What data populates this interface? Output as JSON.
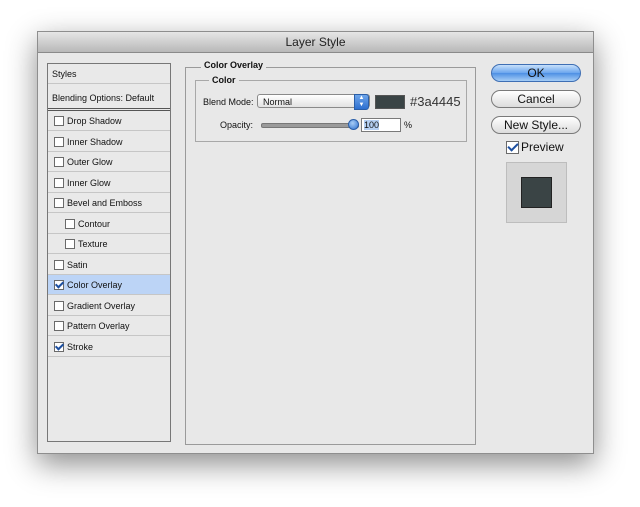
{
  "window": {
    "title": "Layer Style"
  },
  "styles_panel": {
    "header": "Styles",
    "blending_options": "Blending Options: Default",
    "items": [
      {
        "label": "Drop Shadow",
        "checked": false,
        "indent": false,
        "selected": false
      },
      {
        "label": "Inner Shadow",
        "checked": false,
        "indent": false,
        "selected": false
      },
      {
        "label": "Outer Glow",
        "checked": false,
        "indent": false,
        "selected": false
      },
      {
        "label": "Inner Glow",
        "checked": false,
        "indent": false,
        "selected": false
      },
      {
        "label": "Bevel and Emboss",
        "checked": false,
        "indent": false,
        "selected": false
      },
      {
        "label": "Contour",
        "checked": false,
        "indent": true,
        "selected": false
      },
      {
        "label": "Texture",
        "checked": false,
        "indent": true,
        "selected": false
      },
      {
        "label": "Satin",
        "checked": false,
        "indent": false,
        "selected": false
      },
      {
        "label": "Color Overlay",
        "checked": true,
        "indent": false,
        "selected": true
      },
      {
        "label": "Gradient Overlay",
        "checked": false,
        "indent": false,
        "selected": false
      },
      {
        "label": "Pattern Overlay",
        "checked": false,
        "indent": false,
        "selected": false
      },
      {
        "label": "Stroke",
        "checked": true,
        "indent": false,
        "selected": false
      }
    ]
  },
  "color_overlay": {
    "group_title": "Color Overlay",
    "subgroup_title": "Color",
    "blend_mode_label": "Blend Mode:",
    "blend_mode_value": "Normal",
    "color_hex": "#3a4445",
    "opacity_label": "Opacity:",
    "opacity_value": "100",
    "opacity_fraction": 1.0,
    "opacity_unit": "%"
  },
  "buttons": {
    "ok": "OK",
    "cancel": "Cancel",
    "new_style": "New Style..."
  },
  "preview": {
    "label": "Preview",
    "checked": true,
    "color": "#3a4445"
  },
  "colors": {
    "accent": "#4d8fe4",
    "selected_row": "#bcd4f6",
    "dialog_bg": "#e8e8e8"
  }
}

__WHAT THE TASK ASKS__: Retype all of the entries exactly as written, leaving out any images.

__RESPONSE BELOW__:
What data populates this interface? Output as JSON.
{
  "window": {
    "title": "Layer Style"
  },
  "styles_panel": {
    "header": "Styles",
    "blending_options": "Blending Options: Default",
    "items": [
      {
        "label": "Drop Shadow",
        "checked": false,
        "indent": false,
        "selected": false
      },
      {
        "label": "Inner Shadow",
        "checked": false,
        "indent": false,
        "selected": false
      },
      {
        "label": "Outer Glow",
        "checked": false,
        "indent": false,
        "selected": false
      },
      {
        "label": "Inner Glow",
        "checked": false,
        "indent": false,
        "selected": false
      },
      {
        "label": "Bevel and Emboss",
        "checked": false,
        "indent": false,
        "selected": false
      },
      {
        "label": "Contour",
        "checked": false,
        "indent": true,
        "selected": false
      },
      {
        "label": "Texture",
        "checked": false,
        "indent": true,
        "selected": false
      },
      {
        "label": "Satin",
        "checked": false,
        "indent": false,
        "selected": false
      },
      {
        "label": "Color Overlay",
        "checked": true,
        "indent": false,
        "selected": true
      },
      {
        "label": "Gradient Overlay",
        "checked": false,
        "indent": false,
        "selected": false
      },
      {
        "label": "Pattern Overlay",
        "checked": false,
        "indent": false,
        "selected": false
      },
      {
        "label": "Stroke",
        "checked": true,
        "indent": false,
        "selected": false
      }
    ]
  },
  "color_overlay": {
    "group_title": "Color Overlay",
    "subgroup_title": "Color",
    "blend_mode_label": "Blend Mode:",
    "blend_mode_value": "Normal",
    "color_hex": "#3a4445",
    "opacity_label": "Opacity:",
    "opacity_value": "100",
    "opacity_fraction": 1.0,
    "opacity_unit": "%"
  },
  "buttons": {
    "ok": "OK",
    "cancel": "Cancel",
    "new_style": "New Style..."
  },
  "preview": {
    "label": "Preview",
    "checked": true,
    "color": "#3a4445"
  },
  "colors": {
    "accent": "#4d8fe4",
    "selected_row": "#bcd4f6",
    "dialog_bg": "#e8e8e8"
  }
}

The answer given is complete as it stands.